• _What to work on_
Output nothing but the number of lines that include the word "right".

┌─ Stored records

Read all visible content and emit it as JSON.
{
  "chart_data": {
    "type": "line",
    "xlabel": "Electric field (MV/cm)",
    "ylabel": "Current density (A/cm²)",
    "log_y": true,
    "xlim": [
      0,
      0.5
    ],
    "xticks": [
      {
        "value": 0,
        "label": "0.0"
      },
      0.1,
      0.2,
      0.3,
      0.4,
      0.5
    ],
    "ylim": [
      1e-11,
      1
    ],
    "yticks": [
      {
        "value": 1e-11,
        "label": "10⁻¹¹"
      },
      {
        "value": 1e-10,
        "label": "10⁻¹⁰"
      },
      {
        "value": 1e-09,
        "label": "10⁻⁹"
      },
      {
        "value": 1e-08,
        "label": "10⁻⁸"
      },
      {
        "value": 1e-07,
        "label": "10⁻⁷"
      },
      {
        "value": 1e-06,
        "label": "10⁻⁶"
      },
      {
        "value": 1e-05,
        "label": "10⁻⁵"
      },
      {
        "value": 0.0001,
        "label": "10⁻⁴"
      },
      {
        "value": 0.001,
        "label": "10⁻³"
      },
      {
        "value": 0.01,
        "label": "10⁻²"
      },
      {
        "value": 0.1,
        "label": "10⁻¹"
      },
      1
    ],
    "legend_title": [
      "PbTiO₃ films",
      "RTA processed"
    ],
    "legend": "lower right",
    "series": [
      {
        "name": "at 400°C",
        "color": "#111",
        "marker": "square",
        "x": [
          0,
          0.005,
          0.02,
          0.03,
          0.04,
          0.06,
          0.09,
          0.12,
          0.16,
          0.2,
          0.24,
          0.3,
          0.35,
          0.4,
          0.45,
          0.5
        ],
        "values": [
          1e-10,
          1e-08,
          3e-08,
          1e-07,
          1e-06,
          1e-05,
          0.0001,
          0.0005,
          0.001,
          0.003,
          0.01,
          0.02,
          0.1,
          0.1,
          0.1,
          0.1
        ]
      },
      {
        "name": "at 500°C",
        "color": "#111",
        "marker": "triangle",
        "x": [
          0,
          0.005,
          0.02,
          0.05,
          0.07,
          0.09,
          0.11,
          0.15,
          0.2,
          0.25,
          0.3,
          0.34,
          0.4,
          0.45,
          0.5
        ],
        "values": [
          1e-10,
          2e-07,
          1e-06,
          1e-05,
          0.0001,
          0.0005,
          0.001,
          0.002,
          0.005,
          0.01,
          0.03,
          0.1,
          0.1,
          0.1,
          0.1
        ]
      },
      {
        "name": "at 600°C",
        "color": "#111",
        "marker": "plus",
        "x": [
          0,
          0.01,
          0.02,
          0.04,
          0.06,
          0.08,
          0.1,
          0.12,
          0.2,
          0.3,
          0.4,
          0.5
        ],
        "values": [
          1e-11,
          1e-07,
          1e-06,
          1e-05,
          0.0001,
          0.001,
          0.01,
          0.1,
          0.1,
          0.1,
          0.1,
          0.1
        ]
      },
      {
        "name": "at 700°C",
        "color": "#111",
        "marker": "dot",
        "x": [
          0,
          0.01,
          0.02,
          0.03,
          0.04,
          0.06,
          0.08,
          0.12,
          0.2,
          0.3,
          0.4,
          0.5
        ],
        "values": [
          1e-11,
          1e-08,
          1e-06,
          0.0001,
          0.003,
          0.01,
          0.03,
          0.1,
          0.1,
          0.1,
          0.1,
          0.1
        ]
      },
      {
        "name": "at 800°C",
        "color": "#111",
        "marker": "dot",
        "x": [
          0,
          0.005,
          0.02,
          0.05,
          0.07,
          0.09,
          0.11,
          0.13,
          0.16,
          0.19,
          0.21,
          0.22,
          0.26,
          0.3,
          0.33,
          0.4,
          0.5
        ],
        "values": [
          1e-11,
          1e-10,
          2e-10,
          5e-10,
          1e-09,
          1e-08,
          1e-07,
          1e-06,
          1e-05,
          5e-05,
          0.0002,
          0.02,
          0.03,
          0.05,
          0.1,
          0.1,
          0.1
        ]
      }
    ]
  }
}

└─
┌─ Stored records

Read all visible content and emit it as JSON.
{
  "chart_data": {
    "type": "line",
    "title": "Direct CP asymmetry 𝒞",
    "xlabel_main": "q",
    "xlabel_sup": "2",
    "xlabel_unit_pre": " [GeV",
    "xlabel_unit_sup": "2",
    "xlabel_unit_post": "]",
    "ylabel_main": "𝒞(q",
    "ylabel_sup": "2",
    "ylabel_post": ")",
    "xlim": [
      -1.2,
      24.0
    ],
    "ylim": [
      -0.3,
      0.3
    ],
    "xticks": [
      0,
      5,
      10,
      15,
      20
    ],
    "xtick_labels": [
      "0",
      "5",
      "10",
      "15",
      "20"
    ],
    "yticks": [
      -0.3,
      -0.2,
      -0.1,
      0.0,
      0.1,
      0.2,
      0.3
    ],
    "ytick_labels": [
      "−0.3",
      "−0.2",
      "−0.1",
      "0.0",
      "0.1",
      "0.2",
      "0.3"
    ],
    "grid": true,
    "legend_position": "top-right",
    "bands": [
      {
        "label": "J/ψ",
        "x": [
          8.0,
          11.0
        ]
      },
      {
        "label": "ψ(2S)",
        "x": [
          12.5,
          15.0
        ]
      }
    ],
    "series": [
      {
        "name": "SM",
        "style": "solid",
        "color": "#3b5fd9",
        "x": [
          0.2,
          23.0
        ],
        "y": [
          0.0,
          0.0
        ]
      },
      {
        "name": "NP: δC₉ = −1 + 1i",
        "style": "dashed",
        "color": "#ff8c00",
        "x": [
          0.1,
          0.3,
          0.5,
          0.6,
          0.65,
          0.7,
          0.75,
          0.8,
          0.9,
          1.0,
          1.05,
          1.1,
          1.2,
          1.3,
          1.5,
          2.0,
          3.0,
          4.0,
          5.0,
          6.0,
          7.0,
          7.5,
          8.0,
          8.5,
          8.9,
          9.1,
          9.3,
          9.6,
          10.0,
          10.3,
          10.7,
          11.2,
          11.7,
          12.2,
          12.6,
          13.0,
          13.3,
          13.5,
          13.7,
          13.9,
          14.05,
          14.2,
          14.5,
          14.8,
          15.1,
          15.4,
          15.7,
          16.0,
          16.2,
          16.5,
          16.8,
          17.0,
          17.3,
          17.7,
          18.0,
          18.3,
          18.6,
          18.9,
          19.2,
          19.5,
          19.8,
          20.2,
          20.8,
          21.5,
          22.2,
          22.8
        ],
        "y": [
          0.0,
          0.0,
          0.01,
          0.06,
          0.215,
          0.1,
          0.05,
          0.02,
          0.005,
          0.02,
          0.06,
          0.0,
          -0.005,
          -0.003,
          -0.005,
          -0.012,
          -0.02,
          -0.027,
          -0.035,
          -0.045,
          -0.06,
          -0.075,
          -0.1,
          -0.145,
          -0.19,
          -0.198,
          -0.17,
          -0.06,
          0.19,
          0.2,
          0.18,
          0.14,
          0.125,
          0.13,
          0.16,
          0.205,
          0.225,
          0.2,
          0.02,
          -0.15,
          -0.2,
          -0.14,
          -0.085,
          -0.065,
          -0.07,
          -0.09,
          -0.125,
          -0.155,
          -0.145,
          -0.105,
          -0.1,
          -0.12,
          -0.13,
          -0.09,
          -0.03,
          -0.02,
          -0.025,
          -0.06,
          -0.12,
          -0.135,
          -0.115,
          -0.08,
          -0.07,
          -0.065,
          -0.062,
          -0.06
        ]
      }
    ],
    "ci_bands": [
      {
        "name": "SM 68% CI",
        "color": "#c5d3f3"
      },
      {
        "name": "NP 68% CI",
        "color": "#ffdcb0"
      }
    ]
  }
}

└─

• _Complete output_
2